**Stated task**: Take each line containing the word "type" and copy it.

▬▬▬▬▬▬

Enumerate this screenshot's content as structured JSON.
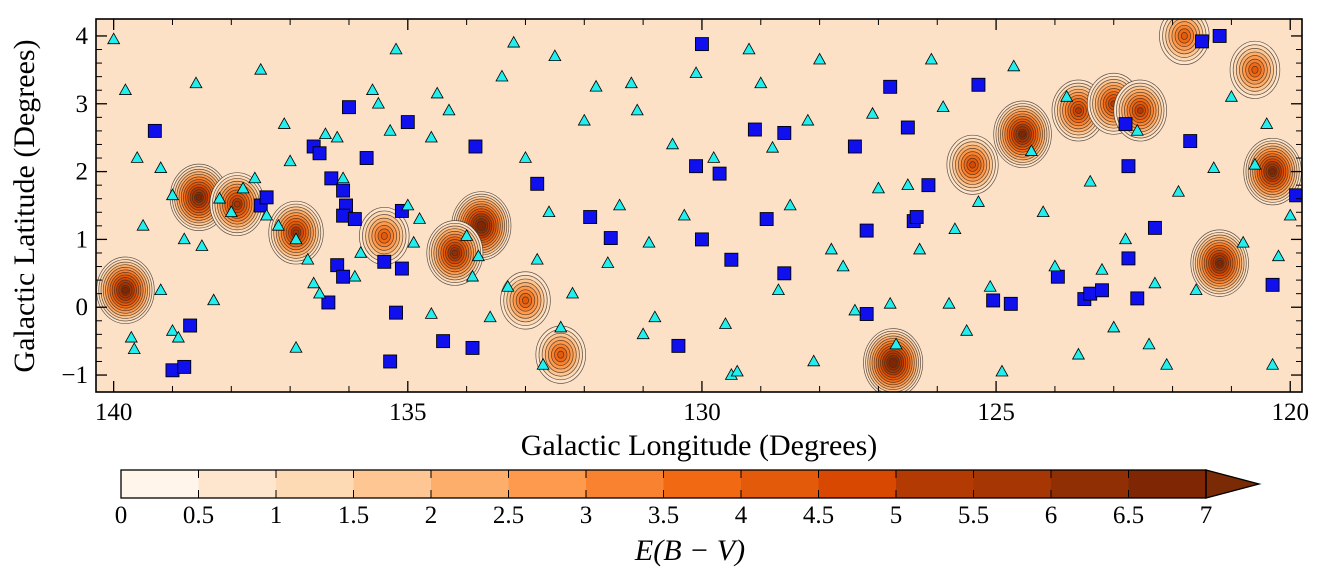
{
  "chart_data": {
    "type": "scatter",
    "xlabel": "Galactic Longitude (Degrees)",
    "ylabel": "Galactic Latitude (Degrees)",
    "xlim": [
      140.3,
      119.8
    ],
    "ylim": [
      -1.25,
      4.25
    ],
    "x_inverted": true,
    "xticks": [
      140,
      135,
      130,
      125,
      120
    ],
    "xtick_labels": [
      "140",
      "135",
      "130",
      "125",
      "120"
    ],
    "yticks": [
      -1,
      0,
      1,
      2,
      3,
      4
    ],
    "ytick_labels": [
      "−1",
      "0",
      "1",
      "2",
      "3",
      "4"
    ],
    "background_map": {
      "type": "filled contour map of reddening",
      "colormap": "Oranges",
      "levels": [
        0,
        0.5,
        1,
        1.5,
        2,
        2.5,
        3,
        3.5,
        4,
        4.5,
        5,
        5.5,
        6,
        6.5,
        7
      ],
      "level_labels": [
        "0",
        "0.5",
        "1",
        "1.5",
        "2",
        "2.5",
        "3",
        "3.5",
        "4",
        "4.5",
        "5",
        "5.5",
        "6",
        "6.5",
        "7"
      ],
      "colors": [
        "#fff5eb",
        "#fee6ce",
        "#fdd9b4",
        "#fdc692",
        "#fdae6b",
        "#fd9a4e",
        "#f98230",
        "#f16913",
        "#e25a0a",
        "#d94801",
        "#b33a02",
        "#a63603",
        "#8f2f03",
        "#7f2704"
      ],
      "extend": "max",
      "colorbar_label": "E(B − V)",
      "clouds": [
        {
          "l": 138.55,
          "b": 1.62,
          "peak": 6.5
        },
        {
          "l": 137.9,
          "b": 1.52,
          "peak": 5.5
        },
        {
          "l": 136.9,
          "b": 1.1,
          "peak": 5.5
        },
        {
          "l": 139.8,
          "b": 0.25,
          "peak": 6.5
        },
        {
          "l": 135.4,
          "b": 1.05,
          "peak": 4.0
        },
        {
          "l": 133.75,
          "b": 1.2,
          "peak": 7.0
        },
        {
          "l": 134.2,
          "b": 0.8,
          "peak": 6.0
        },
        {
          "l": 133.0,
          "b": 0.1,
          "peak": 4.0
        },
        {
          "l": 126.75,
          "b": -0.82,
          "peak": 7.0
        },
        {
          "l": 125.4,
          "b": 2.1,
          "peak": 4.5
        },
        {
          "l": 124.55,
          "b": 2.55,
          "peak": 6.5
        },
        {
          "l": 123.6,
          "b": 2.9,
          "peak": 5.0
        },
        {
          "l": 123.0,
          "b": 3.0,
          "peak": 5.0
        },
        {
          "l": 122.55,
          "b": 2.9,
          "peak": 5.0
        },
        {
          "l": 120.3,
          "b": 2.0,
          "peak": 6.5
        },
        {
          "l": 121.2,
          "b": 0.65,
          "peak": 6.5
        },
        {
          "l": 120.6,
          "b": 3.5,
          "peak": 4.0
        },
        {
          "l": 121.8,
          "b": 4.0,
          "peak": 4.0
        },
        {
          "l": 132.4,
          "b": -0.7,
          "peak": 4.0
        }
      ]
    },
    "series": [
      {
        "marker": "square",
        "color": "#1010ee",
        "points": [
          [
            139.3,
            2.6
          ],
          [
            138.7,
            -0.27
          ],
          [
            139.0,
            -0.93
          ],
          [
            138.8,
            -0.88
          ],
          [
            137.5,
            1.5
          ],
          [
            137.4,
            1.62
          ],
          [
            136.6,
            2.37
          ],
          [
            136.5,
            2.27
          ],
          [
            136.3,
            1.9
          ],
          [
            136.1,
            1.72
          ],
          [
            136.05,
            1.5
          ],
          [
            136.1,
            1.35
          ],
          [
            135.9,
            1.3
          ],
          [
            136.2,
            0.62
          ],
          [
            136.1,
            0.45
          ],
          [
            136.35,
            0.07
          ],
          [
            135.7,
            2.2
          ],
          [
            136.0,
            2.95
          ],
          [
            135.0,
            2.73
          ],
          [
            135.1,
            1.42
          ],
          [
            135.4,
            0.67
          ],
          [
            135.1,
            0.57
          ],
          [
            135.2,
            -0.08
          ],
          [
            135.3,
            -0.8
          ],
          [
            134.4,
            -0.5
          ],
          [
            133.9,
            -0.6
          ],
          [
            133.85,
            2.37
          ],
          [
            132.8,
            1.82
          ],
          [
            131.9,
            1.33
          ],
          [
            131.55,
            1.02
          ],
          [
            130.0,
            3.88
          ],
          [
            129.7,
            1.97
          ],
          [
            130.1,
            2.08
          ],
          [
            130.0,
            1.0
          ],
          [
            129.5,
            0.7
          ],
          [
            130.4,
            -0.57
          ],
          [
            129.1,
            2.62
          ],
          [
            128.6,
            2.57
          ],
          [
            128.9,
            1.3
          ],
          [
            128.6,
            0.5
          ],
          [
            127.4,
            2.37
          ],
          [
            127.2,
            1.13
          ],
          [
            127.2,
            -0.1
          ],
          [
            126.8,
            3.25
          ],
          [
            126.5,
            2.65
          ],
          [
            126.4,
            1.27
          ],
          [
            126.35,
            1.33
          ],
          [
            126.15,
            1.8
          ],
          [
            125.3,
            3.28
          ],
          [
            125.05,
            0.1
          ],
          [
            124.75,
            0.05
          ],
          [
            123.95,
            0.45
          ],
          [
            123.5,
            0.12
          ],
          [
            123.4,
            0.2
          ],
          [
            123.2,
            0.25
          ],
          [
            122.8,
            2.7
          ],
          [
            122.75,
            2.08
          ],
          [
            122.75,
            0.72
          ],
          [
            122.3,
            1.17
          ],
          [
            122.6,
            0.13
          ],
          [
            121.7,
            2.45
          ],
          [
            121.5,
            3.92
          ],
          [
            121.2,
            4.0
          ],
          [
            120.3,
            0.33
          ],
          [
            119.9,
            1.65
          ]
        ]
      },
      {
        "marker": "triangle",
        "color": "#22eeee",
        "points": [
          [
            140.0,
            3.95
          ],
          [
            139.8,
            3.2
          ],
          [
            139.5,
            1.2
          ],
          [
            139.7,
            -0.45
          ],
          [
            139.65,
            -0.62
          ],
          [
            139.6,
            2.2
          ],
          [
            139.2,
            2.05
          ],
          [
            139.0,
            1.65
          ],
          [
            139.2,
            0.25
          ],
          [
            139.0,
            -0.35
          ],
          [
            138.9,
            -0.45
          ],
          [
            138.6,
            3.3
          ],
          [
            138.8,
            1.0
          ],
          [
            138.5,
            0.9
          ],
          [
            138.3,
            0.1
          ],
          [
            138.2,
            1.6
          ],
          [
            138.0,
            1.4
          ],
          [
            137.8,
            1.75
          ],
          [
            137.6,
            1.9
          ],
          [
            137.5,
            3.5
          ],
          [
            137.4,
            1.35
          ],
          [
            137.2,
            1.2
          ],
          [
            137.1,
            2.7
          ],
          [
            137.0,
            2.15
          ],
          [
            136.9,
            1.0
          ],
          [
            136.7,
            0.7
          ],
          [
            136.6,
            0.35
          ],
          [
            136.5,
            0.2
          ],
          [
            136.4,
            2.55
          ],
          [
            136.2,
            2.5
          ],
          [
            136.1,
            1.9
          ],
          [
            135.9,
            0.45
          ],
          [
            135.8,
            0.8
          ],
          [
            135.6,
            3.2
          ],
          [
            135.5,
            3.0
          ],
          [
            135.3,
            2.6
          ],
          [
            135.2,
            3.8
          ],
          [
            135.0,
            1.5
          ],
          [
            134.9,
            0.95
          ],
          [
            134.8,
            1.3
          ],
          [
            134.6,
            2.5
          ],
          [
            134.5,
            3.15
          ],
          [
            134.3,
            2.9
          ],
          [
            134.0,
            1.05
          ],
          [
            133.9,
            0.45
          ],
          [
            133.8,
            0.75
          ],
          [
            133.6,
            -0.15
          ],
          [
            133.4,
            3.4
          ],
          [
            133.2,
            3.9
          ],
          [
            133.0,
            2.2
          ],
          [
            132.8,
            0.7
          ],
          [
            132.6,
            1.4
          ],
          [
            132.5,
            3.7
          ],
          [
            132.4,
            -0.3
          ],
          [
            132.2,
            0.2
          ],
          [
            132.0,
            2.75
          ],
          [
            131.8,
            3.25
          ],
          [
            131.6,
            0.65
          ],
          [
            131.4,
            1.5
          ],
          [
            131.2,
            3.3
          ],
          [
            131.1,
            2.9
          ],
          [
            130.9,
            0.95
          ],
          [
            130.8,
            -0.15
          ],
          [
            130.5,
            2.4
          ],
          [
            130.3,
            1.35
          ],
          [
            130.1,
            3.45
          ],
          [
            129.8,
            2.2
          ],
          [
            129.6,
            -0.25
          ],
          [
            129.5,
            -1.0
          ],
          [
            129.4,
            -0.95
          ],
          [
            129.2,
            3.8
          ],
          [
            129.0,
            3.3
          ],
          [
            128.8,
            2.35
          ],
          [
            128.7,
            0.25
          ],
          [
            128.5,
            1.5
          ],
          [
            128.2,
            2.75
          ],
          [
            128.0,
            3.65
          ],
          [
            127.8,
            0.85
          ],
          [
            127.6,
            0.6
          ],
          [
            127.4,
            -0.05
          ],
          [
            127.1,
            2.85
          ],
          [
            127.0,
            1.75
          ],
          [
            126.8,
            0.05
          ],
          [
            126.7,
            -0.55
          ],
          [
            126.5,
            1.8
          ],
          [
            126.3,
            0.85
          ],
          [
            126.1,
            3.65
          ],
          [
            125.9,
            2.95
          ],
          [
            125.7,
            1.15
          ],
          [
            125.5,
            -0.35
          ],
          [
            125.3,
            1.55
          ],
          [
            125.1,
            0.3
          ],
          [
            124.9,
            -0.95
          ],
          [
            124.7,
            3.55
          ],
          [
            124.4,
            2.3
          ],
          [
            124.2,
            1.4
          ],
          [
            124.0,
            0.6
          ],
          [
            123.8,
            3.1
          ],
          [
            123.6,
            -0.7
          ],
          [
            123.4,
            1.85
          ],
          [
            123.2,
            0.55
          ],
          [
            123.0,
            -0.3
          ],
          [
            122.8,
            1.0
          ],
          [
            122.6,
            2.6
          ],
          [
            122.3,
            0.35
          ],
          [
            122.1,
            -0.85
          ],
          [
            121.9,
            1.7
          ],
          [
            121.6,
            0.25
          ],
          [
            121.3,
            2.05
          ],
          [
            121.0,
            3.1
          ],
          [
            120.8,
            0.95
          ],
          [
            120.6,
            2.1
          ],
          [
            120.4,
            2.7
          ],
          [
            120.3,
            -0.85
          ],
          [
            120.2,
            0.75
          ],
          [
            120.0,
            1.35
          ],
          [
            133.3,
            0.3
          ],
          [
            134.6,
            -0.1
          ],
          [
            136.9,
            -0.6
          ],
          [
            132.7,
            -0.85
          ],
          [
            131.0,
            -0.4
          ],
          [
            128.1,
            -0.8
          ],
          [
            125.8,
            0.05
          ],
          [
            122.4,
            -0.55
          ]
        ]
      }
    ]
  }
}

▬▬▬▬▬▬

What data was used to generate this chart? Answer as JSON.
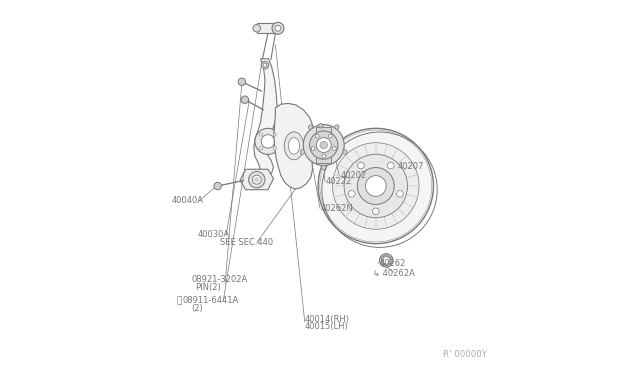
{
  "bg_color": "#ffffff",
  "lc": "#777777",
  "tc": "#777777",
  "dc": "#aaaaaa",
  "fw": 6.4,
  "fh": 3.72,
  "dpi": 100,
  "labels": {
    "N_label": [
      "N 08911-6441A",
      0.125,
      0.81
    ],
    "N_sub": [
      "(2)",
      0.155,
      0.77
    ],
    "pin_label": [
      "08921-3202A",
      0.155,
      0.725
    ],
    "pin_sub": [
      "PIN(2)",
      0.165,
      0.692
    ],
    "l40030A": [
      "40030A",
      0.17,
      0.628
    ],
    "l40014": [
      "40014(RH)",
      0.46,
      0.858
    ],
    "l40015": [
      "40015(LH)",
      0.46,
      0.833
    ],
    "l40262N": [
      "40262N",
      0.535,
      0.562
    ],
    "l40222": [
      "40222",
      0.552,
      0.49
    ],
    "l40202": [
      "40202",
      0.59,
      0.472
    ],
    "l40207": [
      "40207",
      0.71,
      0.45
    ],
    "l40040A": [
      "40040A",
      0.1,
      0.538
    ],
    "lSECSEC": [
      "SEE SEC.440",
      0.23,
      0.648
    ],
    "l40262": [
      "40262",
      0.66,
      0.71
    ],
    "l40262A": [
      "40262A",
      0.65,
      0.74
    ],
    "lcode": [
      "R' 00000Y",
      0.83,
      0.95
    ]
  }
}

▬▬▬▬▬▬

**Written solution**:
    "type": "scatter",
      "type": "filled contour map of reddening",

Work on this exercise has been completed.